## BEGIN Data to process

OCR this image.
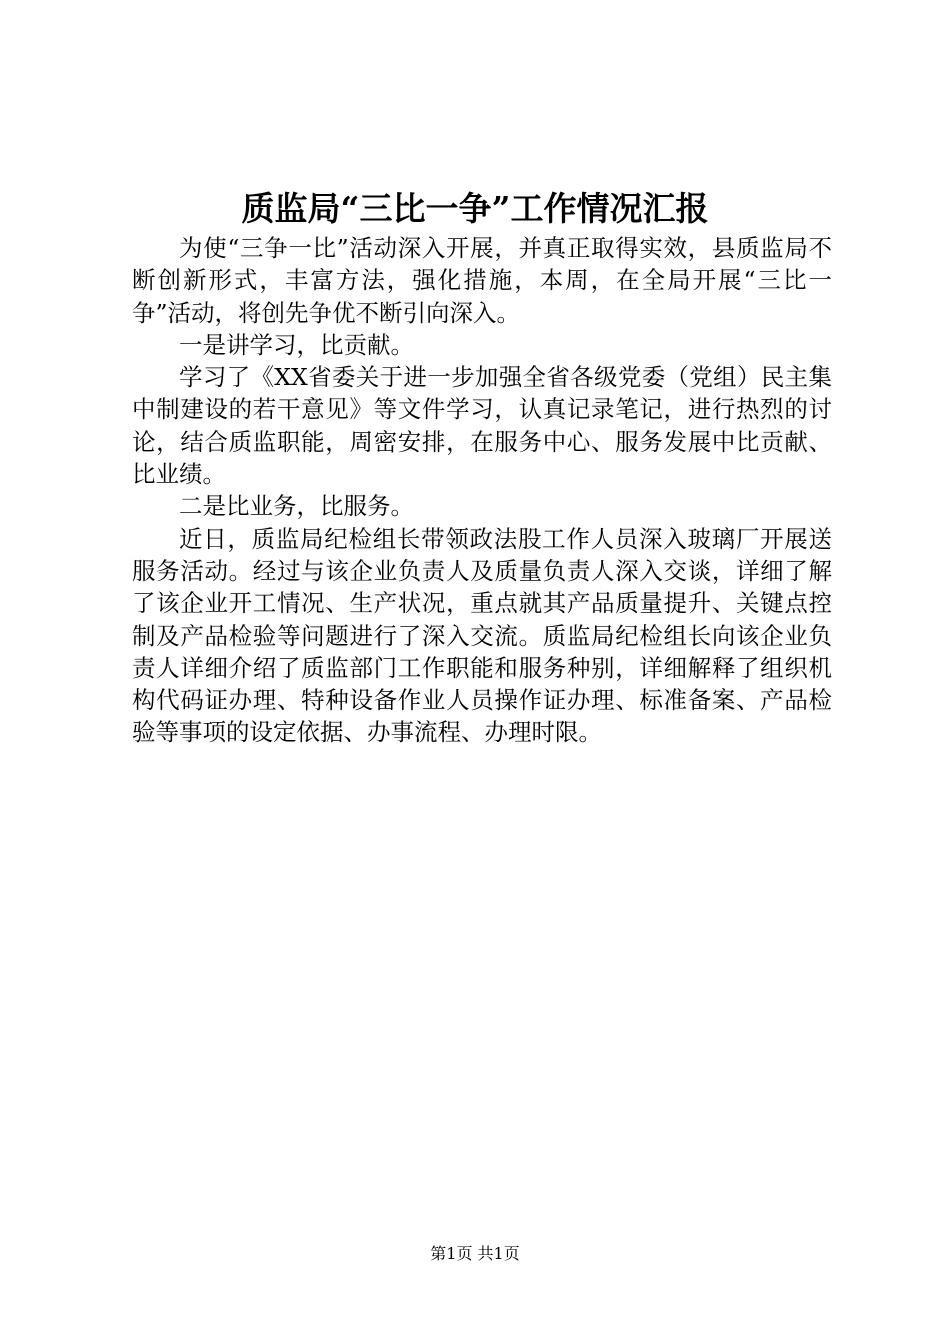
质监局“三比一争”工作情况汇报

为使“三争一比”活动深入开展，并真正取得实效，县质监局不断创新形式，丰富方法，强化措施，本周，在全局开展“三比一争”活动，将创先争优不断引向深入。

一是讲学习，比贡献。

学习了《XX省委关于进一步加强全省各级党委（党组）民主集中制建设的若干意见》等文件学习，认真记录笔记，进行热烈的讨论，结合质监职能，周密安排，在服务中心、服务发展中比贡献、比业绩。

二是比业务，比服务。

近日，质监局纪检组长带领政法股工作人员深入玻璃厂开展送服务活动。经过与该企业负责人及质量负责人深入交谈，详细了解了该企业开工情况、生产状况，重点就其产品质量提升、关键点控制及产品检验等问题进行了深入交流。质监局纪检组长向该企业负责人详细介绍了质监部门工作职能和服务种别，详细解释了组织机构代码证办理、特种设备作业人员操作证办理、标准备案、产品检验等事项的设定依据、办事流程、办理时限。

第1页 共1页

## END Data to process

What the task asks: Restate the whole of the material word for word without the pictures.

Complete output:
OCR this image.
质监局“三比一争”工作情况汇报

为使“三争一比”活动深入开展，并真正取得实效，县质监局不断创新形式，丰富方法，强化措施，本周，在全局开展“三比一争”活动，将创先争优不断引向深入。

一是讲学习，比贡献。

学习了《XX省委关于进一步加强全省各级党委（党组）民主集中制建设的若干意见》等文件学习，认真记录笔记，进行热烈的讨论，结合质监职能，周密安排，在服务中心、服务发展中比贡献、比业绩。

二是比业务，比服务。

近日，质监局纪检组长带领政法股工作人员深入玻璃厂开展送服务活动。经过与该企业负责人及质量负责人深入交谈，详细了解了该企业开工情况、生产状况，重点就其产品质量提升、关键点控制及产品检验等问题进行了深入交流。质监局纪检组长向该企业负责人详细介绍了质监部门工作职能和服务种别，详细解释了组织机构代码证办理、特种设备作业人员操作证办理、标准备案、产品检验等事项的设定依据、办事流程、办理时限。

第1页 共1页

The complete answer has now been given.